_Input_:
........
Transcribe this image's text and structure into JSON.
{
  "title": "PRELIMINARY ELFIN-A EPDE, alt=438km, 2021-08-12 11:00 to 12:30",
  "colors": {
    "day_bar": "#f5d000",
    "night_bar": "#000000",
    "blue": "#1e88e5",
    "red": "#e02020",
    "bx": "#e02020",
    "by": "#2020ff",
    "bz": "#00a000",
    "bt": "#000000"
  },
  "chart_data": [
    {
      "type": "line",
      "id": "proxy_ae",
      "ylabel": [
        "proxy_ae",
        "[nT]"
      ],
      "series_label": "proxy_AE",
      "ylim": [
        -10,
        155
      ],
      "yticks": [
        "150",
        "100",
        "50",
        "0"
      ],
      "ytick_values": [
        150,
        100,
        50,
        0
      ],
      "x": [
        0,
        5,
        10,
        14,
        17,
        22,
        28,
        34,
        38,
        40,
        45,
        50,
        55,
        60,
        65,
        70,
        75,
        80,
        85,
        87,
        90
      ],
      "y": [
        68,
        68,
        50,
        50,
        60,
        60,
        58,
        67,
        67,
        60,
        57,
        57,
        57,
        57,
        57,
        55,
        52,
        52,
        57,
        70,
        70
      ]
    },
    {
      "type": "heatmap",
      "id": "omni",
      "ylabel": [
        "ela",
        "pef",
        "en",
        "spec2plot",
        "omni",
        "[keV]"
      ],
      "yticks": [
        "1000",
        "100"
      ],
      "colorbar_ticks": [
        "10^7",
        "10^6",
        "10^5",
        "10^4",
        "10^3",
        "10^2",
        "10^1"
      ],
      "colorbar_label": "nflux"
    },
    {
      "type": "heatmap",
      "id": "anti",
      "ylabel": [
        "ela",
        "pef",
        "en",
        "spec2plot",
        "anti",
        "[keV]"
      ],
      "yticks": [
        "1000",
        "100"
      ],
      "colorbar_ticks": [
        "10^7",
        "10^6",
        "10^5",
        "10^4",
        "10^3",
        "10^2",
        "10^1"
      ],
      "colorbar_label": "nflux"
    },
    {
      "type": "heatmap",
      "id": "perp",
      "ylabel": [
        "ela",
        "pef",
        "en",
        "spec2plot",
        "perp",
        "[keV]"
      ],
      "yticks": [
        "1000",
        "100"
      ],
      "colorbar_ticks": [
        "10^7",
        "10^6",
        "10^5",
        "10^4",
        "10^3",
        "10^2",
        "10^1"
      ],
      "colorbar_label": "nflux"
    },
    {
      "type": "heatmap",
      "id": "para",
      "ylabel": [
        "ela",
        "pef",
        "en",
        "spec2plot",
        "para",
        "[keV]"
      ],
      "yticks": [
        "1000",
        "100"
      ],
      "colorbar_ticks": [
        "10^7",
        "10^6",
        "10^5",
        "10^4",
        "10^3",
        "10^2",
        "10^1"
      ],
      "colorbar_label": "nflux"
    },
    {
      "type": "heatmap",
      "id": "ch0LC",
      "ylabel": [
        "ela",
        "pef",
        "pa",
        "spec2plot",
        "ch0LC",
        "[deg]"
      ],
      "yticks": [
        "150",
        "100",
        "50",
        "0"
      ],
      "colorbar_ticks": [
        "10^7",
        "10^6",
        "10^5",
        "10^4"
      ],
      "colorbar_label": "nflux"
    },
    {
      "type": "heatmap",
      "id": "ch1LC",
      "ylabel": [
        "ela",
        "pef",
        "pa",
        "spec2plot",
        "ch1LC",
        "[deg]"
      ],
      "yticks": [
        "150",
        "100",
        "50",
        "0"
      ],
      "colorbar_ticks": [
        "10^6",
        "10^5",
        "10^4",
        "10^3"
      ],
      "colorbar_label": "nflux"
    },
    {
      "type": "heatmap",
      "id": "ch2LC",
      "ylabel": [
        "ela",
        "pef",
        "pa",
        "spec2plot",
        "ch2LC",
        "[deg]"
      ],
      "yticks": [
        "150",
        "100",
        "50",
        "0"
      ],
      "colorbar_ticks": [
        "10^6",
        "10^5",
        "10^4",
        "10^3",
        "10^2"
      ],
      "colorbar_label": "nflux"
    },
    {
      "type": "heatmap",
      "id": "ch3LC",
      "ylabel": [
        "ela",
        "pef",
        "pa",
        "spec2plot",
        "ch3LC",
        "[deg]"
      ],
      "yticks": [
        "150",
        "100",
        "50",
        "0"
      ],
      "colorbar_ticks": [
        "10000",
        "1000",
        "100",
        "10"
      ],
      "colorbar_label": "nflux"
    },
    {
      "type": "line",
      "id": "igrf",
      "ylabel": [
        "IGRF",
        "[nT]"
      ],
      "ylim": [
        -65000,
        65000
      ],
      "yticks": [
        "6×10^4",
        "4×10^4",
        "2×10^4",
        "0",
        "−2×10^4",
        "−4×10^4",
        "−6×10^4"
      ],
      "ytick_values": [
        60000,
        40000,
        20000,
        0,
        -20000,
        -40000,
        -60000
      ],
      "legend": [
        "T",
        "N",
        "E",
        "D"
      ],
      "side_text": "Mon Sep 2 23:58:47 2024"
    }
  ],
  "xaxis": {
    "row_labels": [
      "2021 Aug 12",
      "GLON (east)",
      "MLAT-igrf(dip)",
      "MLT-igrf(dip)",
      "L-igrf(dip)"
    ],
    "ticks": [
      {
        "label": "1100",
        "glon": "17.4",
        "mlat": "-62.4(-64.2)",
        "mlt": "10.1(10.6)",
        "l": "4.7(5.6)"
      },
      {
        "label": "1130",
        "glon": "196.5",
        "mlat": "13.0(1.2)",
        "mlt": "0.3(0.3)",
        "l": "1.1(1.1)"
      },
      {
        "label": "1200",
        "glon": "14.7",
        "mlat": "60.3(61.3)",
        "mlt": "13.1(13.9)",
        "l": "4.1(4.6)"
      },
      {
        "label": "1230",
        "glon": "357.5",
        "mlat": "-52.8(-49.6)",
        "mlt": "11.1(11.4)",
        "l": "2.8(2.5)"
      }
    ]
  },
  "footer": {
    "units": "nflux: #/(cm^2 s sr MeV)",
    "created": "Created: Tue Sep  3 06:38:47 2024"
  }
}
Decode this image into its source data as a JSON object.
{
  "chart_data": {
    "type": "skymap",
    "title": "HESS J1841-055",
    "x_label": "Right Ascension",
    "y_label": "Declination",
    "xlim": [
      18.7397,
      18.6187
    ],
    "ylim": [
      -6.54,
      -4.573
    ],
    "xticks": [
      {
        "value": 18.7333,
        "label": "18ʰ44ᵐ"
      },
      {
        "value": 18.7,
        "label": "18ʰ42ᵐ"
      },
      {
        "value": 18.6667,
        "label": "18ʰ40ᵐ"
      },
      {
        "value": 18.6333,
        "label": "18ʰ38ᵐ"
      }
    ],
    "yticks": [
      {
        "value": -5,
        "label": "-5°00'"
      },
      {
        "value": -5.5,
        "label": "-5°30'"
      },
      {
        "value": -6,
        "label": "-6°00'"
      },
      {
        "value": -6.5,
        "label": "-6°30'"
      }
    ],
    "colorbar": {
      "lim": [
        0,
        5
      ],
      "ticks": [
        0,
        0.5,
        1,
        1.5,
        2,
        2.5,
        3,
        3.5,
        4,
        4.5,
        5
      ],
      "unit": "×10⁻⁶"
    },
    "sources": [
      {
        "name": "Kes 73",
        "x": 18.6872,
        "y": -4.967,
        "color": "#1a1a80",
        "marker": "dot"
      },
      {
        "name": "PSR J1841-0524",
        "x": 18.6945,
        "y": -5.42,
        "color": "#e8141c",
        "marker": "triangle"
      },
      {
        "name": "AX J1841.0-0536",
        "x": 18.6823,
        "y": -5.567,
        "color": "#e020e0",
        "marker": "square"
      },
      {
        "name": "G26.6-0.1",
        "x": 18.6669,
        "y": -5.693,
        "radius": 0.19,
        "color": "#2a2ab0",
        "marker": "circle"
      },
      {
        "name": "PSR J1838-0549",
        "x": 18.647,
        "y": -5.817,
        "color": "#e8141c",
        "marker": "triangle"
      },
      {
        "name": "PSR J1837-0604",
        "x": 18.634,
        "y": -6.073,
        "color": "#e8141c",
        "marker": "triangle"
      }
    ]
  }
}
........
Pull out all lines in the data above that include "name".

_Worked answer_:
        "name": "Kes 73",
        "name": "PSR J1841-0524",
        "name": "AX J1841.0-0536",
        "name": "G26.6-0.1",
        "name": "PSR J1838-0549",
        "name": "PSR J1837-0604",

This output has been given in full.